Go over the entries below line by line, copying each one that contains the word "Pastorale".
+++ Data to use +++
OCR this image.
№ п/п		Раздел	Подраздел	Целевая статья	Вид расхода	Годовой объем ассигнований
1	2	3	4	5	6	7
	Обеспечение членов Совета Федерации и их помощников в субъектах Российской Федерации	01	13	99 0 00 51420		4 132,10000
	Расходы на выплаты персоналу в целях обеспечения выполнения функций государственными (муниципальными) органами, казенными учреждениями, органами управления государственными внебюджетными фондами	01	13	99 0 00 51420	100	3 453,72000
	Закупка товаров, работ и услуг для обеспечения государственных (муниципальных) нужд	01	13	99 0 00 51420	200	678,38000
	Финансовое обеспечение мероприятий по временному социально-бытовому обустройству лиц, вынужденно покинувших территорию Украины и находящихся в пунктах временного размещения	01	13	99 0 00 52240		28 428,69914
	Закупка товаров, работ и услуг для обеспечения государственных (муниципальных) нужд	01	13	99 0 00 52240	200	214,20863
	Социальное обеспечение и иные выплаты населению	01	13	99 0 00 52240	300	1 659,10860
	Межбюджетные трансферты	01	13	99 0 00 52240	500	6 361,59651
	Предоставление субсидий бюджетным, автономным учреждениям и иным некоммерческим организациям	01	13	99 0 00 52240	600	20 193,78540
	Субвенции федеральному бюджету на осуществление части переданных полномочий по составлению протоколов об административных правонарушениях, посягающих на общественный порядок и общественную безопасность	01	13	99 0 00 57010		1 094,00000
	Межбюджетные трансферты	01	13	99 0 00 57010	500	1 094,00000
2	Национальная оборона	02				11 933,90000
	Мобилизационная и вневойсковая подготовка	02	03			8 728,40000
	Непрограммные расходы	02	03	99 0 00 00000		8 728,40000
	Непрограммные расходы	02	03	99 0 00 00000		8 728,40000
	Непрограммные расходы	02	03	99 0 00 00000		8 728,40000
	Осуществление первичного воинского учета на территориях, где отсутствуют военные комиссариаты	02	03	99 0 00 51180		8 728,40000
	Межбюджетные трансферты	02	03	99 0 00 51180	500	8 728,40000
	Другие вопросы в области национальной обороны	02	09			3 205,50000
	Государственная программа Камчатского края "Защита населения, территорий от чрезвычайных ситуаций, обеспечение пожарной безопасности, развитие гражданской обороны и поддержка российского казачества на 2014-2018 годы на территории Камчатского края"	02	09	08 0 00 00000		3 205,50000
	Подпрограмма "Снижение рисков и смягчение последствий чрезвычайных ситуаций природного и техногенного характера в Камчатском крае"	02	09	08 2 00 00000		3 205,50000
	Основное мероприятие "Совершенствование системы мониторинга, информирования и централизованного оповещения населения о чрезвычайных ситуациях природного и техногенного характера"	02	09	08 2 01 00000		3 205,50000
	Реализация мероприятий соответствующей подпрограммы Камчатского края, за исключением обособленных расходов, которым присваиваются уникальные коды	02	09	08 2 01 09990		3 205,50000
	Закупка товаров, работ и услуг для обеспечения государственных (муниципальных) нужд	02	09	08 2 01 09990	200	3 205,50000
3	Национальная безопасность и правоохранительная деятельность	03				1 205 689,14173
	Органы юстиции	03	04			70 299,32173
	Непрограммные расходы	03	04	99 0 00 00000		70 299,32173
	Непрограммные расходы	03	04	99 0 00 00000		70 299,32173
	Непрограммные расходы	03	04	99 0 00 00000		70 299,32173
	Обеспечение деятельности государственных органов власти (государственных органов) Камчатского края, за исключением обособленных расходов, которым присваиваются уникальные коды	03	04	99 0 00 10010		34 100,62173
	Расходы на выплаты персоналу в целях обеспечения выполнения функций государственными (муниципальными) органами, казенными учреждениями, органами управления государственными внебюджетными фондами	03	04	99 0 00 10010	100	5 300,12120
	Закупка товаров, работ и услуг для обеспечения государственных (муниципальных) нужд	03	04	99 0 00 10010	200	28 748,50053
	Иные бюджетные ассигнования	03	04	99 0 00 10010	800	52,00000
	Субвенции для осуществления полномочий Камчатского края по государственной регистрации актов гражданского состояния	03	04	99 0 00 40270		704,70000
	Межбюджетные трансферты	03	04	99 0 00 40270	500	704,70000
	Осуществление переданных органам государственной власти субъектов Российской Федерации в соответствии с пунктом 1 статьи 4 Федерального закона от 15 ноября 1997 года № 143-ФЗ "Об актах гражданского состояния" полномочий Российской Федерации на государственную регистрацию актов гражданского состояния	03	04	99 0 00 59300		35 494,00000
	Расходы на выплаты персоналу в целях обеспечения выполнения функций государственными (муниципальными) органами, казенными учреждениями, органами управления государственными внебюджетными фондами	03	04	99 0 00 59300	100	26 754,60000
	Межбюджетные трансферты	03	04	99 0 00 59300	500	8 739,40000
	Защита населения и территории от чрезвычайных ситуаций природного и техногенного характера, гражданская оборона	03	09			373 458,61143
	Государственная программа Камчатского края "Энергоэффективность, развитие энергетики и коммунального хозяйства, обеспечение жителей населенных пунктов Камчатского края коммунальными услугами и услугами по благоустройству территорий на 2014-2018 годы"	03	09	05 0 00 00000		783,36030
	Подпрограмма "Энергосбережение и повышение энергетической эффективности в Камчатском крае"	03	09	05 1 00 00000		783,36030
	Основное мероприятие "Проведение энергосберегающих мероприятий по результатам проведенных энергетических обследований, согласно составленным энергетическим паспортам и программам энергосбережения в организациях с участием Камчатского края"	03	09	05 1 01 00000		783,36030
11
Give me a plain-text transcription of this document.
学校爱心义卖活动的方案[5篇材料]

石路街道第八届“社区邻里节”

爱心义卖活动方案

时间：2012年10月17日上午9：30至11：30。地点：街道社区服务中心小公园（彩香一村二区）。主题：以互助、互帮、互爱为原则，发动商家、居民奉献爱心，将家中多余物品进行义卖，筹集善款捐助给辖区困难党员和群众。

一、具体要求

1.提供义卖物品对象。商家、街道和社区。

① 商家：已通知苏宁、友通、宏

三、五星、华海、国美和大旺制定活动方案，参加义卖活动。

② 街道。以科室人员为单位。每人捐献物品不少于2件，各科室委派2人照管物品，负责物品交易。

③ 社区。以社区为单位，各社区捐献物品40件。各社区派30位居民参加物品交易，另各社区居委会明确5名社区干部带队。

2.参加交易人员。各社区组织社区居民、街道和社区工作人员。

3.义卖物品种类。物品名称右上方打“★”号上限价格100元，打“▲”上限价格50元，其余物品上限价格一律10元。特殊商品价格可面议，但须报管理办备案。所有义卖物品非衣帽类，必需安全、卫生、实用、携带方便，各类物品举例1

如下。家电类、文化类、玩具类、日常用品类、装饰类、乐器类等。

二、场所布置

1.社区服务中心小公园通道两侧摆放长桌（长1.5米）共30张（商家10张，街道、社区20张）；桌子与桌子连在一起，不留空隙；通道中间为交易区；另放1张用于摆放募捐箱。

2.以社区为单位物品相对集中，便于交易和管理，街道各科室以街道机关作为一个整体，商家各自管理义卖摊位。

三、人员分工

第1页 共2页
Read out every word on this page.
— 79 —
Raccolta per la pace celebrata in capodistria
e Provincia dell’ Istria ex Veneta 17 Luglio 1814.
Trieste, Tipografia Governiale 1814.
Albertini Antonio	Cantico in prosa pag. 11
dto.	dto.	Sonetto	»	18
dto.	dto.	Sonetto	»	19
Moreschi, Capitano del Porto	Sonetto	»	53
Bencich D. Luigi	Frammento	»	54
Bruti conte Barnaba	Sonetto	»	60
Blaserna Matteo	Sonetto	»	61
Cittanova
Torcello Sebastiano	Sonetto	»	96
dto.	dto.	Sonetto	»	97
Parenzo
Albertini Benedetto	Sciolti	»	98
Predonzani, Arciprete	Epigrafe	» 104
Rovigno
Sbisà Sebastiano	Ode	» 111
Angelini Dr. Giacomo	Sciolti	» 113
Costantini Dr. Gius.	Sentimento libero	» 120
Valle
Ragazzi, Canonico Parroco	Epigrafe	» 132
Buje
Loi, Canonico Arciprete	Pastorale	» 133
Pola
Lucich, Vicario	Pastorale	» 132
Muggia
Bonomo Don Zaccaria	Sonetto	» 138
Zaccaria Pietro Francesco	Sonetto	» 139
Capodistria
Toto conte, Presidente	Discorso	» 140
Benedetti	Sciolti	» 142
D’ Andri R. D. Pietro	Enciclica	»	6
+++
Answer to this task:
Loi, Canonico Arciprete	Pastorale	» 133
Lucich, Vicario	Pastorale	» 132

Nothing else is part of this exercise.